The task =
Quote the full listing word for word.

Source material =
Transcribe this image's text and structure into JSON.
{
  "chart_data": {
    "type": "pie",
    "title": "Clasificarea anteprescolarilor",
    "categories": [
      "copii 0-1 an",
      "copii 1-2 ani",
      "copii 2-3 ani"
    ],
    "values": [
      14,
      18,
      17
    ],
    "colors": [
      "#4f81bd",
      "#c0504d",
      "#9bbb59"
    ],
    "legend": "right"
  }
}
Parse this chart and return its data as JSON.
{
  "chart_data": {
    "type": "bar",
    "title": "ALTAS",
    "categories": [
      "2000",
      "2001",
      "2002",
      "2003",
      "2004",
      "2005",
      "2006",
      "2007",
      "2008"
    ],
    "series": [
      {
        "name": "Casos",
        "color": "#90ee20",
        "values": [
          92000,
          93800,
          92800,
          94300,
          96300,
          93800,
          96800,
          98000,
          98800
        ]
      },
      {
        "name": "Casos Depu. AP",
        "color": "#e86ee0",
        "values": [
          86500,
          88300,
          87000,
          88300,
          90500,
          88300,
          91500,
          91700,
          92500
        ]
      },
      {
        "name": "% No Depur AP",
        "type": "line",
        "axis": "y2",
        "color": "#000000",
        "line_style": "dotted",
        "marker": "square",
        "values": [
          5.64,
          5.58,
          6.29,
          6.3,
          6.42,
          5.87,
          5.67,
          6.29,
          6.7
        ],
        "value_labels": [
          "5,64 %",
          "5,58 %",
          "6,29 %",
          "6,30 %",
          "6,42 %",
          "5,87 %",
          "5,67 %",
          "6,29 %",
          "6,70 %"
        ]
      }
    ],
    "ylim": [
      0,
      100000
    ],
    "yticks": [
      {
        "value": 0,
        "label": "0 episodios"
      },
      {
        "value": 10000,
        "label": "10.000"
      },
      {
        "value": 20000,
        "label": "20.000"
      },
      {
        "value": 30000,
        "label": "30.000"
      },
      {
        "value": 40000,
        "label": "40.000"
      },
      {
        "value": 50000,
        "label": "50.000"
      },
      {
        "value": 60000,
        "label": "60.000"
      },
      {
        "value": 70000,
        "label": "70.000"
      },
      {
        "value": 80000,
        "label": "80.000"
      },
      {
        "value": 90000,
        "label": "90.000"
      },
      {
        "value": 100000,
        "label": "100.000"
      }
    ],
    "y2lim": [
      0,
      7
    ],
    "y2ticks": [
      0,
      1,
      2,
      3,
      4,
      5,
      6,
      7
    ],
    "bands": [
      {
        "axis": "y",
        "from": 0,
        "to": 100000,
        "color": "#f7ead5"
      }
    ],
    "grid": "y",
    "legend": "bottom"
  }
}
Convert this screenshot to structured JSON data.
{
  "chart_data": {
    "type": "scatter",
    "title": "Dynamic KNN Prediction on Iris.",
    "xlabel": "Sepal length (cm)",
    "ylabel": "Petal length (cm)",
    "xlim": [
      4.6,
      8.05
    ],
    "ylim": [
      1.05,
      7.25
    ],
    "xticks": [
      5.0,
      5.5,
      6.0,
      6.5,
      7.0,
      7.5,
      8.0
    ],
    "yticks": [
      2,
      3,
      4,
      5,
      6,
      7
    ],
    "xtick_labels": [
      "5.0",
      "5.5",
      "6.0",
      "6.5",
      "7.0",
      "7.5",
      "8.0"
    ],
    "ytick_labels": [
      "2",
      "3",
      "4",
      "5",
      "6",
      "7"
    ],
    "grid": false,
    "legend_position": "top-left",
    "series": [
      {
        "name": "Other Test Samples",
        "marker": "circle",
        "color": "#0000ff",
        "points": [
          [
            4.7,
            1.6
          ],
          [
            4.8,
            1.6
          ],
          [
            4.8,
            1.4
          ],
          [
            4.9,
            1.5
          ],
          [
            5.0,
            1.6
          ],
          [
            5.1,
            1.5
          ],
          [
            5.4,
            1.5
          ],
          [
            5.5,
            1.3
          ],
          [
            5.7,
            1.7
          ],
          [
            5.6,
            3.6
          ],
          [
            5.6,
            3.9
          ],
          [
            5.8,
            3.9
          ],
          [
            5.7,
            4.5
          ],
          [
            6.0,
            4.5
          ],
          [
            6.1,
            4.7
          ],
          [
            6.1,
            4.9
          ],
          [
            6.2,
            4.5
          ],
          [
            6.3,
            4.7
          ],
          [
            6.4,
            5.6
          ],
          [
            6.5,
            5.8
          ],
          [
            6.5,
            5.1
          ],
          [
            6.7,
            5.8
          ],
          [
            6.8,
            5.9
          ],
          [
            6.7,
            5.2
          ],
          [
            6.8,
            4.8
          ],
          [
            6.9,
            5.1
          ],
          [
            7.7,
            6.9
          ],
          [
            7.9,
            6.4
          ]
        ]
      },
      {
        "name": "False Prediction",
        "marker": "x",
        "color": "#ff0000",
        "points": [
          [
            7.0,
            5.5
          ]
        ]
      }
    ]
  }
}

Response =
Transcribe this image's text and structure into JSON.
{
  "chart_data": {
    "type": "pie",
    "title": "Clasificarea anteprescolarilor",
    "categories": [
      "copii 0-1 an",
      "copii 1-2 ani",
      "copii 2-3 ani"
    ],
    "values": [
      14,
      18,
      17
    ],
    "colors": [
      "#4f81bd",
      "#c0504d",
      "#9bbb59"
    ],
    "legend": "right"
  }
}
Parse this chart and return its data as JSON.
{
  "chart_data": {
    "type": "bar",
    "title": "ALTAS",
    "categories": [
      "2000",
      "2001",
      "2002",
      "2003",
      "2004",
      "2005",
      "2006",
      "2007",
      "2008"
    ],
    "series": [
      {
        "name": "Casos",
        "color": "#90ee20",
        "values": [
          92000,
          93800,
          92800,
          94300,
          96300,
          93800,
          96800,
          98000,
          98800
        ]
      },
      {
        "name": "Casos Depu. AP",
        "color": "#e86ee0",
        "values": [
          86500,
          88300,
          87000,
          88300,
          90500,
          88300,
          91500,
          91700,
          92500
        ]
      },
      {
        "name": "% No Depur AP",
        "type": "line",
        "axis": "y2",
        "color": "#000000",
        "line_style": "dotted",
        "marker": "square",
        "values": [
          5.64,
          5.58,
          6.29,
          6.3,
          6.42,
          5.87,
          5.67,
          6.29,
          6.7
        ],
        "value_labels": [
          "5,64 %",
          "5,58 %",
          "6,29 %",
          "6,30 %",
          "6,42 %",
          "5,87 %",
          "5,67 %",
          "6,29 %",
          "6,70 %"
        ]
      }
    ],
    "ylim": [
      0,
      100000
    ],
    "yticks": [
      {
        "value": 0,
        "label": "0 episodios"
      },
      {
        "value": 10000,
        "label": "10.000"
      },
      {
        "value": 20000,
        "label": "20.000"
      },
      {
        "value": 30000,
        "label": "30.000"
      },
      {
        "value": 40000,
        "label": "40.000"
      },
      {
        "value": 50000,
        "label": "50.000"
      },
      {
        "value": 60000,
        "label": "60.000"
      },
      {
        "value": 70000,
        "label": "70.000"
      },
      {
        "value": 80000,
        "label": "80.000"
      },
      {
        "value": 90000,
        "label": "90.000"
      },
      {
        "value": 100000,
        "label": "100.000"
      }
    ],
    "y2lim": [
      0,
      7
    ],
    "y2ticks": [
      0,
      1,
      2,
      3,
      4,
      5,
      6,
      7
    ],
    "bands": [
      {
        "axis": "y",
        "from": 0,
        "to": 100000,
        "color": "#f7ead5"
      }
    ],
    "grid": "y",
    "legend": "bottom"
  }
}
Convert this screenshot to structured JSON data.
{
  "chart_data": {
    "type": "scatter",
    "title": "Dynamic KNN Prediction on Iris.",
    "xlabel": "Sepal length (cm)",
    "ylabel": "Petal length (cm)",
    "xlim": [
      4.6,
      8.05
    ],
    "ylim": [
      1.05,
      7.25
    ],
    "xticks": [
      5.0,
      5.5,
      6.0,
      6.5,
      7.0,
      7.5,
      8.0
    ],
    "yticks": [
      2,
      3,
      4,
      5,
      6,
      7
    ],
    "xtick_labels": [
      "5.0",
      "5.5",
      "6.0",
      "6.5",
      "7.0",
      "7.5",
      "8.0"
    ],
    "ytick_labels": [
      "2",
      "3",
      "4",
      "5",
      "6",
      "7"
    ],
    "grid": false,
    "legend_position": "top-left",
    "series": [
      {
        "name": "Other Test Samples",
        "marker": "circle",
        "color": "#0000ff",
        "points": [
          [
            4.7,
            1.6
          ],
          [
            4.8,
            1.6
          ],
          [
            4.8,
            1.4
          ],
          [
            4.9,
            1.5
          ],
          [
            5.0,
            1.6
          ],
          [
            5.1,
            1.5
          ],
          [
            5.4,
            1.5
          ],
          [
            5.5,
            1.3
          ],
          [
            5.7,
            1.7
          ],
          [
            5.6,
            3.6
          ],
          [
            5.6,
            3.9
          ],
          [
            5.8,
            3.9
          ],
          [
            5.7,
            4.5
          ],
          [
            6.0,
            4.5
          ],
          [
            6.1,
            4.7
          ],
          [
            6.1,
            4.9
          ],
          [
            6.2,
            4.5
          ],
          [
            6.3,
            4.7
          ],
          [
            6.4,
            5.6
          ],
          [
            6.5,
            5.8
          ],
          [
            6.5,
            5.1
          ],
          [
            6.7,
            5.8
          ],
          [
            6.8,
            5.9
          ],
          [
            6.7,
            5.2
          ],
          [
            6.8,
            4.8
          ],
          [
            6.9,
            5.1
          ],
          [
            7.7,
            6.9
          ],
          [
            7.9,
            6.4
          ]
        ]
      },
      {
        "name": "False Prediction",
        "marker": "x",
        "color": "#ff0000",
        "points": [
          [
            7.0,
            5.5
          ]
        ]
      }
    ]
  }
}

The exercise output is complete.